* _Your goal_:
Without the pictures, can you quote each line below exactly?

* _Dataset content_:
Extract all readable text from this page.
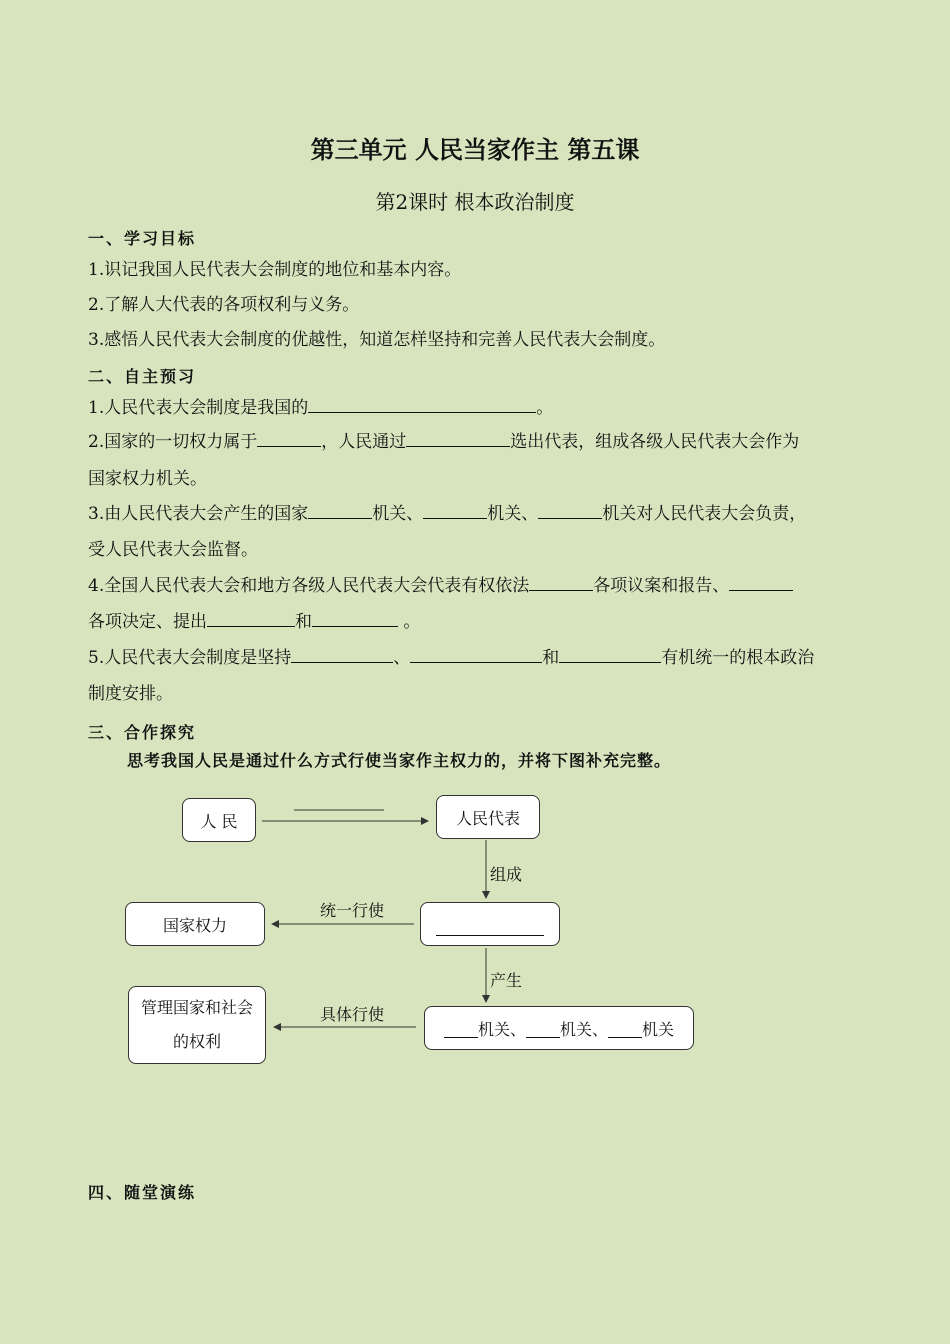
第三单元 人民当家作主 第五课
第2课时 根本政治制度
一、学习目标
1.识记我国人民代表大会制度的地位和基本内容。
2.了解人大代表的各项权利与义务。
3.感悟人民代表大会制度的优越性，知道怎样坚持和完善人民代表大会制度。
二、自主预习
1.人民代表大会制度是我国的	。
2.国家的一切权力属于	，人民通过	选出代表，组成各级人民代表大会作为
国家权力机关。
3.由人民代表大会产生的国家	机关、	机关、	机关对人民代表大会负责，
受人民代表大会监督。
4.全国人民代表大会和地方各级人民代表大会代表有权依法	各项议案和报告、
各项决定、提出	和	。
5.人民代表大会制度是坚持	、	和	有机统一的根本政治
制度安排。
三、合作探究
思考我国人民是通过什么方式行使当家作主权力的，并将下图补充完整。
人 民	人民代表
组成
国家权力
统一行使
产生
管理国家和社会的权利
具体行使
机关、 机关、 机关
四、随堂演练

* _In response_:
Extract all readable text from this page.
第三单元 人民当家作主 第五课
第2课时 根本政治制度
一、学习目标
1.识记我国人民代表大会制度的地位和基本内容。
2.了解人大代表的各项权利与义务。
3.感悟人民代表大会制度的优越性，知道怎样坚持和完善人民代表大会制度。
二、自主预习
1.人民代表大会制度是我国的	。
2.国家的一切权力属于	，人民通过	选出代表，组成各级人民代表大会作为
国家权力机关。
3.由人民代表大会产生的国家	机关、	机关、	机关对人民代表大会负责，
受人民代表大会监督。
4.全国人民代表大会和地方各级人民代表大会代表有权依法	各项议案和报告、
各项决定、提出	和	。
5.人民代表大会制度是坚持	、	和	有机统一的根本政治
制度安排。
三、合作探究
思考我国人民是通过什么方式行使当家作主权力的，并将下图补充完整。
人 民	人民代表
组成
国家权力
统一行使
产生
管理国家和社会的权利
具体行使
机关、 机关、 机关
四、随堂演练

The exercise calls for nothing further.